Requirements:
Only the number is wanted: how many lines contain the string "Once"?

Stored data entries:
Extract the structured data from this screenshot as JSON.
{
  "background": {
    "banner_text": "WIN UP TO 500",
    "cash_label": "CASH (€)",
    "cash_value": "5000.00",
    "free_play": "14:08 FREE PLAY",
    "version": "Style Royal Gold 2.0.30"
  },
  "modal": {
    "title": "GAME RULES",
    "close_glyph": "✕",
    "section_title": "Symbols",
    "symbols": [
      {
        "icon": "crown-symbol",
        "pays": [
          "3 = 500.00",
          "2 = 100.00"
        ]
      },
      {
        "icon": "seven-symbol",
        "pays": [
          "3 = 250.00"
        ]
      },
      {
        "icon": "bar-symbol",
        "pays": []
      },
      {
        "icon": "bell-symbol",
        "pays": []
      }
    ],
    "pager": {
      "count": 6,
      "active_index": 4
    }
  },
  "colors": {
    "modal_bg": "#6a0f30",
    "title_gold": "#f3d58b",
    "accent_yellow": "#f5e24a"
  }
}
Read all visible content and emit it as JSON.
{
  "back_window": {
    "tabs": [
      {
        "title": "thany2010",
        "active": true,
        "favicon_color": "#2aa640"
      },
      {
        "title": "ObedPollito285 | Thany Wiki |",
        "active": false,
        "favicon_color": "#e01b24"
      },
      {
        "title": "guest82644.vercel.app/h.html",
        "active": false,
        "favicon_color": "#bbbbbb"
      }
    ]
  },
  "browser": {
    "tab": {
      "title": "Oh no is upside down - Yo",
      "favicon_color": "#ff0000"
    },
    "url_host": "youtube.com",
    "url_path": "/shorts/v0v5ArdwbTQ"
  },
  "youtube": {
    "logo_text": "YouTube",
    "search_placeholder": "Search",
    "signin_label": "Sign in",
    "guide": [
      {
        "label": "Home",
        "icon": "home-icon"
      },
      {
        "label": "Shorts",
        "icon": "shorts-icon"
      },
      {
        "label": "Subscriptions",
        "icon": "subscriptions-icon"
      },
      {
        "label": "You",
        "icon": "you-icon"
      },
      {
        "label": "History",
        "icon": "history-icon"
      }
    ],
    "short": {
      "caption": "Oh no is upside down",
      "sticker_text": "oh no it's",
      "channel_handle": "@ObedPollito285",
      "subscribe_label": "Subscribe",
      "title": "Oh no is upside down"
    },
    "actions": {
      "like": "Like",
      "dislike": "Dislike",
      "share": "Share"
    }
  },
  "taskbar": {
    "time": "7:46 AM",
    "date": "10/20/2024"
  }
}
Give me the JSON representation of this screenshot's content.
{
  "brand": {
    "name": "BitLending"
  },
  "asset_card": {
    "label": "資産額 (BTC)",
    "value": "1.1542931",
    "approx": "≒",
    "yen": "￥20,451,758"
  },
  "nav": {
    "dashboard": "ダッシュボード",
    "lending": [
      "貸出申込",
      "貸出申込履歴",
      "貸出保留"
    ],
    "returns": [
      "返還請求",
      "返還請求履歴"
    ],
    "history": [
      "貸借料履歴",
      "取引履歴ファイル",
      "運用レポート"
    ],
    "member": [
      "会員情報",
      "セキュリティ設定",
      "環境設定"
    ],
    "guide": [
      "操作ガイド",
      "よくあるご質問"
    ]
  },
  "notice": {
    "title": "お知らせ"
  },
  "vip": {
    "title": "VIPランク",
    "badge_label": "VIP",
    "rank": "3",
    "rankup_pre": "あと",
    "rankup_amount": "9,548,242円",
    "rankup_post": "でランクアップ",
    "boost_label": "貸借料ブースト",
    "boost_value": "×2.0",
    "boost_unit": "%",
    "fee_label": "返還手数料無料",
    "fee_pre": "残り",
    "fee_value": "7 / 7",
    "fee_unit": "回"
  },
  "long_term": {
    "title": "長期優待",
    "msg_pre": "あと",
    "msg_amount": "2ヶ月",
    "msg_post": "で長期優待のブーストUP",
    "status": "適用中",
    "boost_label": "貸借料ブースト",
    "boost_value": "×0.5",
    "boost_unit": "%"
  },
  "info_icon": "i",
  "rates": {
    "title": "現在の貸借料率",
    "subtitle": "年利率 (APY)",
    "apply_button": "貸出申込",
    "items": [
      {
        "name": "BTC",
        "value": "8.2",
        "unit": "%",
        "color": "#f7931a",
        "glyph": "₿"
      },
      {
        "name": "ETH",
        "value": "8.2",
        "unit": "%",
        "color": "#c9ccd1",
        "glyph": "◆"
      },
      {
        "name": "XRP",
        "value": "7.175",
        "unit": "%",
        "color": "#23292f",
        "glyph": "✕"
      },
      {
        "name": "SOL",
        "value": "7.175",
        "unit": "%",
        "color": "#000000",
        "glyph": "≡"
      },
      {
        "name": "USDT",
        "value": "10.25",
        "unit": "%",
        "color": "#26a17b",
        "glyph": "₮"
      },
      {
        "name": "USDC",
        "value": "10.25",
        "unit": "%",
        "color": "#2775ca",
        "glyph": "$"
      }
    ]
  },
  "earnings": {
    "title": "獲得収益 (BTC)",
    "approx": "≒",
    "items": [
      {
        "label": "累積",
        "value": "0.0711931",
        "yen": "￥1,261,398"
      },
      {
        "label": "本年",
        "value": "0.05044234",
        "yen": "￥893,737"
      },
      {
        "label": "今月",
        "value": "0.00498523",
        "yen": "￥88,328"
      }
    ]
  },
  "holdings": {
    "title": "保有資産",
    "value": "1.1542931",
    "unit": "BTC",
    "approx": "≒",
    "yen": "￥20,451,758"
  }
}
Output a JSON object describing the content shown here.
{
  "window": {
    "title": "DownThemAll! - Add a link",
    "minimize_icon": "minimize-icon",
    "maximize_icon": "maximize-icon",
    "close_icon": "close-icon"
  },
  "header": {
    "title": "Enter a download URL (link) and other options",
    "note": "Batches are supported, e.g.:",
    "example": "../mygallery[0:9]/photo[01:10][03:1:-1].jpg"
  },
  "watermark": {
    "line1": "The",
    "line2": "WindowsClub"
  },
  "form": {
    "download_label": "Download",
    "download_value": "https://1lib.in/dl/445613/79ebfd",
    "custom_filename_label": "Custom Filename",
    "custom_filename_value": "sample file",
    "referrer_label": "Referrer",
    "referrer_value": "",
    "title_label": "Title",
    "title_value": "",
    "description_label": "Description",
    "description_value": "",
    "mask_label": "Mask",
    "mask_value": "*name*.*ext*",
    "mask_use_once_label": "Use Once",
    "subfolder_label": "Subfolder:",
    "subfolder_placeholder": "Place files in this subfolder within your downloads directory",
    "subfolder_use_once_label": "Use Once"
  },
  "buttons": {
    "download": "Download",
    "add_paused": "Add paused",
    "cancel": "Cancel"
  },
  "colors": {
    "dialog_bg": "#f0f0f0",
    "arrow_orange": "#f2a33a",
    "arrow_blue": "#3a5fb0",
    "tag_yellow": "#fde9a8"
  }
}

Solved exercise:
2